Data items:

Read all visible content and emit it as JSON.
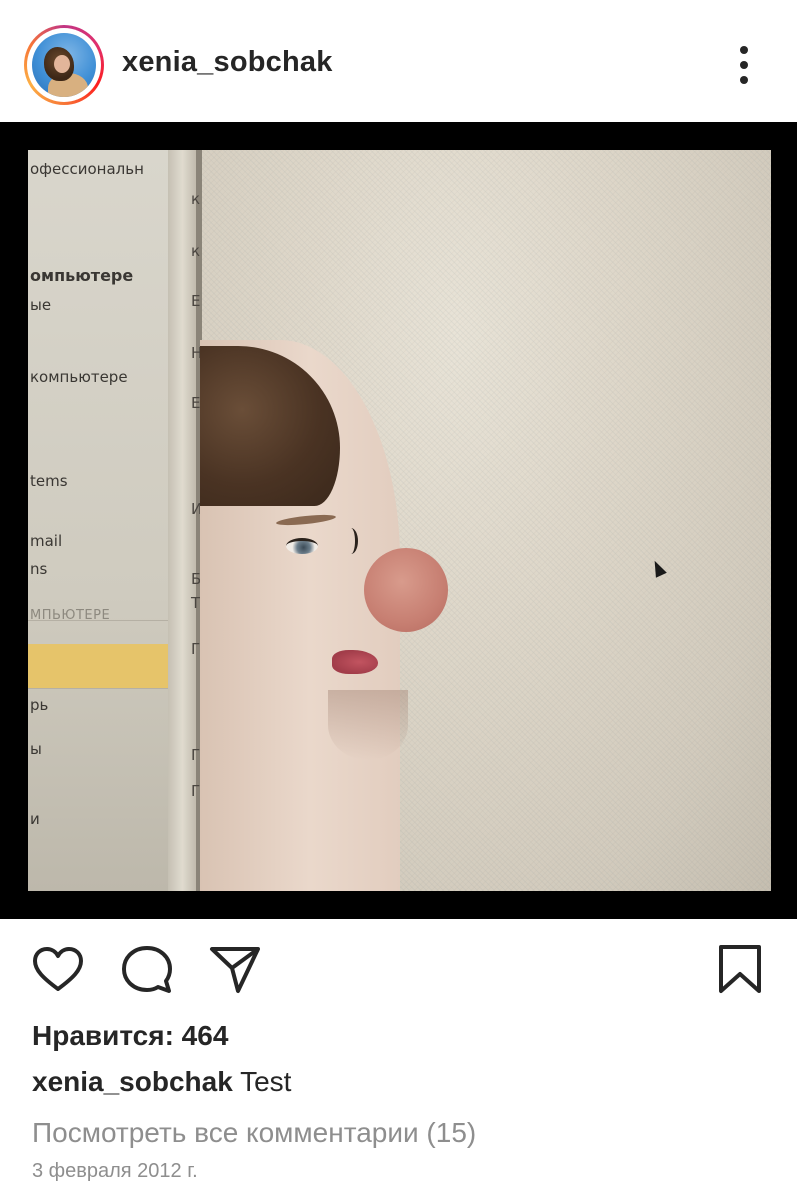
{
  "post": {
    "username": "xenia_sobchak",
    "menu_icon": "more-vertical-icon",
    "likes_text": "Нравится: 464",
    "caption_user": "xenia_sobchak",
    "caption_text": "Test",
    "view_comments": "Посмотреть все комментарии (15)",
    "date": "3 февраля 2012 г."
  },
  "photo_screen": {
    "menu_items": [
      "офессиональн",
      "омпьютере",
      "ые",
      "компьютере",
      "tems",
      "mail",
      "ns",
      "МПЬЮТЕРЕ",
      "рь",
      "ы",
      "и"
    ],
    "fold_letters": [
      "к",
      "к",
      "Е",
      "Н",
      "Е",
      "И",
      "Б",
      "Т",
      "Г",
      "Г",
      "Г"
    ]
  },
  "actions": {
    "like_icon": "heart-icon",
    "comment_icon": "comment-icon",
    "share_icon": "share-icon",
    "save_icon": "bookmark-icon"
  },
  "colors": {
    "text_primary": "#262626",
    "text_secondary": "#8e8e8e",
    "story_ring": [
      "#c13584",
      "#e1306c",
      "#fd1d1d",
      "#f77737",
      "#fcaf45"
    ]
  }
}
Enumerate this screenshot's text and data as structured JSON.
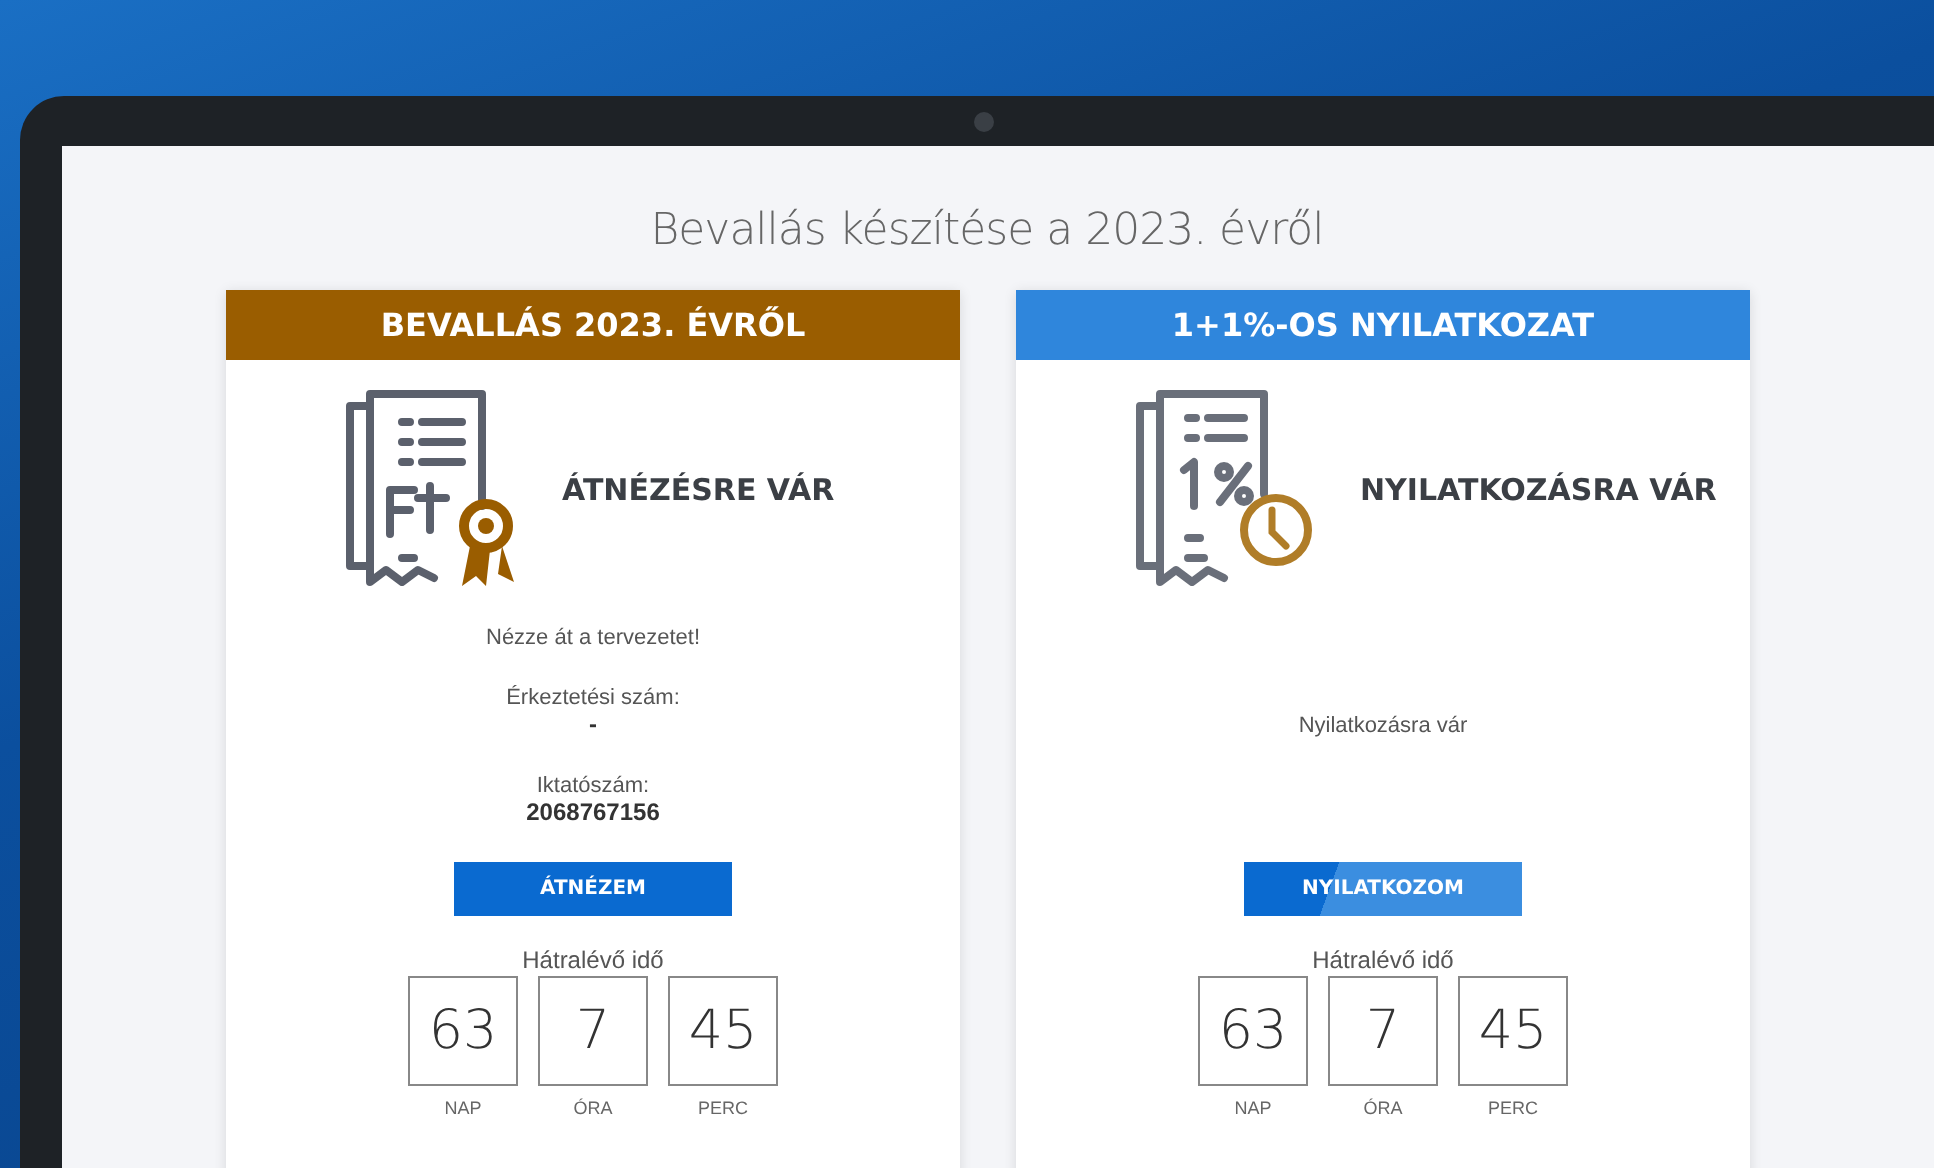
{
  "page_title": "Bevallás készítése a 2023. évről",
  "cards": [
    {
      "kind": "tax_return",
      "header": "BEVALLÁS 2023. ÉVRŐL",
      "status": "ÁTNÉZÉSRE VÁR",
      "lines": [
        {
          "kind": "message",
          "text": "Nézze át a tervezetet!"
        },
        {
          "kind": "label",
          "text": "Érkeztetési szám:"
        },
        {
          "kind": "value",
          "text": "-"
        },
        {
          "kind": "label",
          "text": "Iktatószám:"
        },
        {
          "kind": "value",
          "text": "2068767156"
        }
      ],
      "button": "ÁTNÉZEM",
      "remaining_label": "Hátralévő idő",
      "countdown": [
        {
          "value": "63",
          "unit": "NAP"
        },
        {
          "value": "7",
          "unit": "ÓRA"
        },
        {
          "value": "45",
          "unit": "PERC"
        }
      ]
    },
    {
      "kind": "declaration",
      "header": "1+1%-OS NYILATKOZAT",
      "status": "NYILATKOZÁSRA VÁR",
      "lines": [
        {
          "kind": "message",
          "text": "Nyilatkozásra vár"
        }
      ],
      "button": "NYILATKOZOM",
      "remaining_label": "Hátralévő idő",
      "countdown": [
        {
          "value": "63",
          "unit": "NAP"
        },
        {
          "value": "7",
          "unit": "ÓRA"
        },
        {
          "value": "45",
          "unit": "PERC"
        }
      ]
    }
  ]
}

■ The problem ■
Write out again every line above exactly as given; the pictures do not belong in the copy.

■ The result ■
Read all visible content and emit it as JSON.
{
  "post": {
    "username": "xenia_sobchak",
    "menu_icon": "more-vertical-icon",
    "likes_text": "Нравится: 464",
    "caption_user": "xenia_sobchak",
    "caption_text": "Test",
    "view_comments": "Посмотреть все комментарии (15)",
    "date": "3 февраля 2012 г."
  },
  "photo_screen": {
    "menu_items": [
      "офессиональн",
      "омпьютере",
      "ые",
      "компьютере",
      "tems",
      "mail",
      "ns",
      "МПЬЮТЕРЕ",
      "рь",
      "ы",
      "и"
    ],
    "fold_letters": [
      "к",
      "к",
      "Е",
      "Н",
      "Е",
      "И",
      "Б",
      "Т",
      "Г",
      "Г",
      "Г"
    ]
  },
  "actions": {
    "like_icon": "heart-icon",
    "comment_icon": "comment-icon",
    "share_icon": "share-icon",
    "save_icon": "bookmark-icon"
  },
  "colors": {
    "text_primary": "#262626",
    "text_secondary": "#8e8e8e",
    "story_ring": [
      "#c13584",
      "#e1306c",
      "#fd1d1d",
      "#f77737",
      "#fcaf45"
    ]
  }
}
Enumerate this screenshot's text and data as structured JSON.
{
  "page_title": "Bevallás készítése a 2023. évről",
  "cards": [
    {
      "kind": "tax_return",
      "header": "BEVALLÁS 2023. ÉVRŐL",
      "status": "ÁTNÉZÉSRE VÁR",
      "lines": [
        {
          "kind": "message",
          "text": "Nézze át a tervezetet!"
        },
        {
          "kind": "label",
          "text": "Érkeztetési szám:"
        },
        {
          "kind": "value",
          "text": "-"
        },
        {
          "kind": "label",
          "text": "Iktatószám:"
        },
        {
          "kind": "value",
          "text": "2068767156"
        }
      ],
      "button": "ÁTNÉZEM",
      "remaining_label": "Hátralévő idő",
      "countdown": [
        {
          "value": "63",
          "unit": "NAP"
        },
        {
          "value": "7",
          "unit": "ÓRA"
        },
        {
          "value": "45",
          "unit": "PERC"
        }
      ]
    },
    {
      "kind": "declaration",
      "header": "1+1%-OS NYILATKOZAT",
      "status": "NYILATKOZÁSRA VÁR",
      "lines": [
        {
          "kind": "message",
          "text": "Nyilatkozásra vár"
        }
      ],
      "button": "NYILATKOZOM",
      "remaining_label": "Hátralévő idő",
      "countdown": [
        {
          "value": "63",
          "unit": "NAP"
        },
        {
          "value": "7",
          "unit": "ÓRA"
        },
        {
          "value": "45",
          "unit": "PERC"
        }
      ]
    }
  ]
}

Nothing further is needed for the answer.